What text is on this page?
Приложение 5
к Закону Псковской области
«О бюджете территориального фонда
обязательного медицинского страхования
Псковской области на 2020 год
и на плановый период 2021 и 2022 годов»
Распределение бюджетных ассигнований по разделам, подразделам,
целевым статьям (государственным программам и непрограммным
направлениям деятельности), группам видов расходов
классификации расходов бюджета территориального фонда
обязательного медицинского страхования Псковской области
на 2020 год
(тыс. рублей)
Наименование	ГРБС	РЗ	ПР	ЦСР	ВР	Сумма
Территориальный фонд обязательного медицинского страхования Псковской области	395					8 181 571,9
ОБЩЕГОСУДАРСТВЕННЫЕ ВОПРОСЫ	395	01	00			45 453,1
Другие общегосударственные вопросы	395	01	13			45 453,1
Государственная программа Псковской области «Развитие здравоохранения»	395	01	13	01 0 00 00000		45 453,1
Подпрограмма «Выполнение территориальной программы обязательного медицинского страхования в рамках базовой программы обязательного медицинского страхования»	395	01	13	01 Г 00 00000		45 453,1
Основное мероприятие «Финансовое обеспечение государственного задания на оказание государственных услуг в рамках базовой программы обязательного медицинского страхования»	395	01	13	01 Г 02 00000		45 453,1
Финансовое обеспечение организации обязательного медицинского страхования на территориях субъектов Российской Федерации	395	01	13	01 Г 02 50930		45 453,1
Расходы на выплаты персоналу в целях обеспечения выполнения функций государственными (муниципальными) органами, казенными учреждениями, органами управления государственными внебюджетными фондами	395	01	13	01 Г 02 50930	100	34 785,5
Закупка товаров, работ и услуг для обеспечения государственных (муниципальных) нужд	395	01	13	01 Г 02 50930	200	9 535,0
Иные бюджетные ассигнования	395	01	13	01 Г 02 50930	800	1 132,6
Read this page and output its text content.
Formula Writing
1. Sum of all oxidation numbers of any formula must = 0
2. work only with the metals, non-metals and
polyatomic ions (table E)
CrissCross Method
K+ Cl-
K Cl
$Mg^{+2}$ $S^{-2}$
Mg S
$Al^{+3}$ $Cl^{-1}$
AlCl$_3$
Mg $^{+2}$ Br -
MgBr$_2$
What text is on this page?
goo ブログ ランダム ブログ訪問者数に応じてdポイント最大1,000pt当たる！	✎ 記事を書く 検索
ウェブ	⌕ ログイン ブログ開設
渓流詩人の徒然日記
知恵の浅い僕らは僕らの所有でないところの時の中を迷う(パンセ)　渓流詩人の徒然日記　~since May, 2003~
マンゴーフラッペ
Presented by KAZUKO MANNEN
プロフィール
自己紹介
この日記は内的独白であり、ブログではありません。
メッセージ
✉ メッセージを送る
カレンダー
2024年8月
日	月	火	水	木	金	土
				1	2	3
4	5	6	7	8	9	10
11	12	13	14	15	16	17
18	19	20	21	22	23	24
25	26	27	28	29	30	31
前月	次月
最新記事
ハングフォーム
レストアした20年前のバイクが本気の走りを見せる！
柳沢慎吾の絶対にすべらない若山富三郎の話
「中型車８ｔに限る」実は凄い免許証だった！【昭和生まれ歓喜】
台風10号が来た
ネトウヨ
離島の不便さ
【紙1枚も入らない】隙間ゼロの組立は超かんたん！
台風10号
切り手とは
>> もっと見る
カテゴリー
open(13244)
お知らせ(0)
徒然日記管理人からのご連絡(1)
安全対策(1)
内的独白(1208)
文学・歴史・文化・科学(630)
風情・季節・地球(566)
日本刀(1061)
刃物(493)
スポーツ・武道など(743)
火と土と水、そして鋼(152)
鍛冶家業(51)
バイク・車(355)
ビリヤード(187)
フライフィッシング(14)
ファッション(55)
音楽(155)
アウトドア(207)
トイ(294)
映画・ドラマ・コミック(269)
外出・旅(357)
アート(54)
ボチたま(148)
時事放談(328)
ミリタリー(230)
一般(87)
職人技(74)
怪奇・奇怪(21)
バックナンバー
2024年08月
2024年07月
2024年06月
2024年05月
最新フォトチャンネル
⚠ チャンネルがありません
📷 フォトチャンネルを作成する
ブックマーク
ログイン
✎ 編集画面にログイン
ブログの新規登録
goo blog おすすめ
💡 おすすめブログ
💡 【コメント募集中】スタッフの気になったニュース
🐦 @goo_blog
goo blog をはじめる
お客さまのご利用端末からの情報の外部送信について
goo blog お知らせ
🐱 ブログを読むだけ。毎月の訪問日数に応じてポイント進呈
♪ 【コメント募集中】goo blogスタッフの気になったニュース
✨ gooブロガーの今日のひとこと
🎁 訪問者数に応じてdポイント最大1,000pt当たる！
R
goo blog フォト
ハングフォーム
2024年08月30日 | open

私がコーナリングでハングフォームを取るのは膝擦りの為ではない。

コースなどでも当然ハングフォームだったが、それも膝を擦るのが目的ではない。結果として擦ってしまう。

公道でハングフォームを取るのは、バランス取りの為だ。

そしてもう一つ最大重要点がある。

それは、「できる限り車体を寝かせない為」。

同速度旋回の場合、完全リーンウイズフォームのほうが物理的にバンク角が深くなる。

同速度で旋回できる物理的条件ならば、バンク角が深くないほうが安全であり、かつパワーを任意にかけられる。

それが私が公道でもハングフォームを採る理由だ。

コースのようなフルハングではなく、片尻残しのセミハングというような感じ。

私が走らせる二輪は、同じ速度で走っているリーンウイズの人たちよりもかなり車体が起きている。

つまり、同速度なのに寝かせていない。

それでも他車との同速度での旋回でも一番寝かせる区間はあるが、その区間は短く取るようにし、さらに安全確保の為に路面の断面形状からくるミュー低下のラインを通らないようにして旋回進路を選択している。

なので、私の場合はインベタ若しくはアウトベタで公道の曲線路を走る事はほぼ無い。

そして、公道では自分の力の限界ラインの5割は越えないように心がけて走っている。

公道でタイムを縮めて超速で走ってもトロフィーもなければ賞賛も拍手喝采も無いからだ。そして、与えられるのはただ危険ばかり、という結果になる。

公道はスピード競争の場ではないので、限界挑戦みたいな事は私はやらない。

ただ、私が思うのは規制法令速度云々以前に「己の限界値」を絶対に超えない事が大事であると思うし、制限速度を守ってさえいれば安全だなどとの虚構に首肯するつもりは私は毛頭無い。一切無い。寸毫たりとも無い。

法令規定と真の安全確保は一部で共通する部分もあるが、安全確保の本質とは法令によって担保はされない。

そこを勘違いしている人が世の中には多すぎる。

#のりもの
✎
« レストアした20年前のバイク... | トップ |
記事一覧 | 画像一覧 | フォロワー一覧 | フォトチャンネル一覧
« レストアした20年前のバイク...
━━━
• Problem:
Return the material exactly as it stands.

• Task answer:
What text is on this page?
Приложение 5
к Закону Псковской области
«О бюджете территориального фонда
обязательного медицинского страхования
Псковской области на 2020 год
и на плановый период 2021 и 2022 годов»
Распределение бюджетных ассигнований по разделам, подразделам,
целевым статьям (государственным программам и непрограммным
направлениям деятельности), группам видов расходов
классификации расходов бюджета территориального фонда
обязательного медицинского страхования Псковской области
на 2020 год
(тыс. рублей)
Наименование	ГРБС	РЗ	ПР	ЦСР	ВР	Сумма
Территориальный фонд обязательного медицинского страхования Псковской области	395					8 181 571,9
ОБЩЕГОСУДАРСТВЕННЫЕ ВОПРОСЫ	395	01	00			45 453,1
Другие общегосударственные вопросы	395	01	13			45 453,1
Государственная программа Псковской области «Развитие здравоохранения»	395	01	13	01 0 00 00000		45 453,1
Подпрограмма «Выполнение территориальной программы обязательного медицинского страхования в рамках базовой программы обязательного медицинского страхования»	395	01	13	01 Г 00 00000		45 453,1
Основное мероприятие «Финансовое обеспечение государственного задания на оказание государственных услуг в рамках базовой программы обязательного медицинского страхования»	395	01	13	01 Г 02 00000		45 453,1
Финансовое обеспечение организации обязательного медицинского страхования на территориях субъектов Российской Федерации	395	01	13	01 Г 02 50930		45 453,1
Расходы на выплаты персоналу в целях обеспечения выполнения функций государственными (муниципальными) органами, казенными учреждениями, органами управления государственными внебюджетными фондами	395	01	13	01 Г 02 50930	100	34 785,5
Закупка товаров, работ и услуг для обеспечения государственных (муниципальных) нужд	395	01	13	01 Г 02 50930	200	9 535,0
Иные бюджетные ассигнования	395	01	13	01 Г 02 50930	800	1 132,6
Read this page and output its text content.
Formula Writing
1. Sum of all oxidation numbers of any formula must = 0
2. work only with the metals, non-metals and
polyatomic ions (table E)
CrissCross Method
K+ Cl-
K Cl
$Mg^{+2}$ $S^{-2}$
Mg S
$Al^{+3}$ $Cl^{-1}$
AlCl$_3$
Mg $^{+2}$ Br -
MgBr$_2$
What text is on this page?
goo ブログ ランダム ブログ訪問者数に応じてdポイント最大1,000pt当たる！	✎ 記事を書く 検索
ウェブ	⌕ ログイン ブログ開設
渓流詩人の徒然日記
知恵の浅い僕らは僕らの所有でないところの時の中を迷う(パンセ)　渓流詩人の徒然日記　~since May, 2003~
マンゴーフラッペ
Presented by KAZUKO MANNEN
プロフィール
自己紹介
この日記は内的独白であり、ブログではありません。
メッセージ
✉ メッセージを送る
カレンダー
2024年8月
日	月	火	水	木	金	土
				1	2	3
4	5	6	7	8	9	10
11	12	13	14	15	16	17
18	19	20	21	22	23	24
25	26	27	28	29	30	31
前月	次月
最新記事
ハングフォーム
レストアした20年前のバイクが本気の走りを見せる！
柳沢慎吾の絶対にすべらない若山富三郎の話
「中型車８ｔに限る」実は凄い免許証だった！【昭和生まれ歓喜】
台風10号が来た
ネトウヨ
離島の不便さ
【紙1枚も入らない】隙間ゼロの組立は超かんたん！
台風10号
切り手とは
>> もっと見る
カテゴリー
open(13244)
お知らせ(0)
徒然日記管理人からのご連絡(1)
安全対策(1)
内的独白(1208)
文学・歴史・文化・科学(630)
風情・季節・地球(566)
日本刀(1061)
刃物(493)
スポーツ・武道など(743)
火と土と水、そして鋼(152)
鍛冶家業(51)
バイク・車(355)
ビリヤード(187)
フライフィッシング(14)
ファッション(55)
音楽(155)
アウトドア(207)
トイ(294)
映画・ドラマ・コミック(269)
外出・旅(357)
アート(54)
ボチたま(148)
時事放談(328)
ミリタリー(230)
一般(87)
職人技(74)
怪奇・奇怪(21)
バックナンバー
2024年08月
2024年07月
2024年06月
2024年05月
最新フォトチャンネル
⚠ チャンネルがありません
📷 フォトチャンネルを作成する
ブックマーク
ログイン
✎ 編集画面にログイン
ブログの新規登録
goo blog おすすめ
💡 おすすめブログ
💡 【コメント募集中】スタッフの気になったニュース
🐦 @goo_blog
goo blog をはじめる
お客さまのご利用端末からの情報の外部送信について
goo blog お知らせ
🐱 ブログを読むだけ。毎月の訪問日数に応じてポイント進呈
♪ 【コメント募集中】goo blogスタッフの気になったニュース
✨ gooブロガーの今日のひとこと
🎁 訪問者数に応じてdポイント最大1,000pt当たる！
R
goo blog フォト
ハングフォーム
2024年08月30日 | open

私がコーナリングでハングフォームを取るのは膝擦りの為ではない。

コースなどでも当然ハングフォームだったが、それも膝を擦るのが目的ではない。結果として擦ってしまう。

公道でハングフォームを取るのは、バランス取りの為だ。

そしてもう一つ最大重要点がある。

それは、「できる限り車体を寝かせない為」。

同速度旋回の場合、完全リーンウイズフォームのほうが物理的にバンク角が深くなる。

同速度で旋回できる物理的条件ならば、バンク角が深くないほうが安全であり、かつパワーを任意にかけられる。

それが私が公道でもハングフォームを採る理由だ。

コースのようなフルハングではなく、片尻残しのセミハングというような感じ。

私が走らせる二輪は、同じ速度で走っているリーンウイズの人たちよりもかなり車体が起きている。

つまり、同速度なのに寝かせていない。

それでも他車との同速度での旋回でも一番寝かせる区間はあるが、その区間は短く取るようにし、さらに安全確保の為に路面の断面形状からくるミュー低下のラインを通らないようにして旋回進路を選択している。

なので、私の場合はインベタ若しくはアウトベタで公道の曲線路を走る事はほぼ無い。

そして、公道では自分の力の限界ラインの5割は越えないように心がけて走っている。

公道でタイムを縮めて超速で走ってもトロフィーもなければ賞賛も拍手喝采も無いからだ。そして、与えられるのはただ危険ばかり、という結果になる。

公道はスピード競争の場ではないので、限界挑戦みたいな事は私はやらない。

ただ、私が思うのは規制法令速度云々以前に「己の限界値」を絶対に超えない事が大事であると思うし、制限速度を守ってさえいれば安全だなどとの虚構に首肯するつもりは私は毛頭無い。一切無い。寸毫たりとも無い。

法令規定と真の安全確保は一部で共通する部分もあるが、安全確保の本質とは法令によって担保はされない。

そこを勘違いしている人が世の中には多すぎる。

#のりもの
✎
« レストアした20年前のバイク... | トップ |
記事一覧 | 画像一覧 | フォロワー一覧 | フォトチャンネル一覧
« レストアした20年前のバイク...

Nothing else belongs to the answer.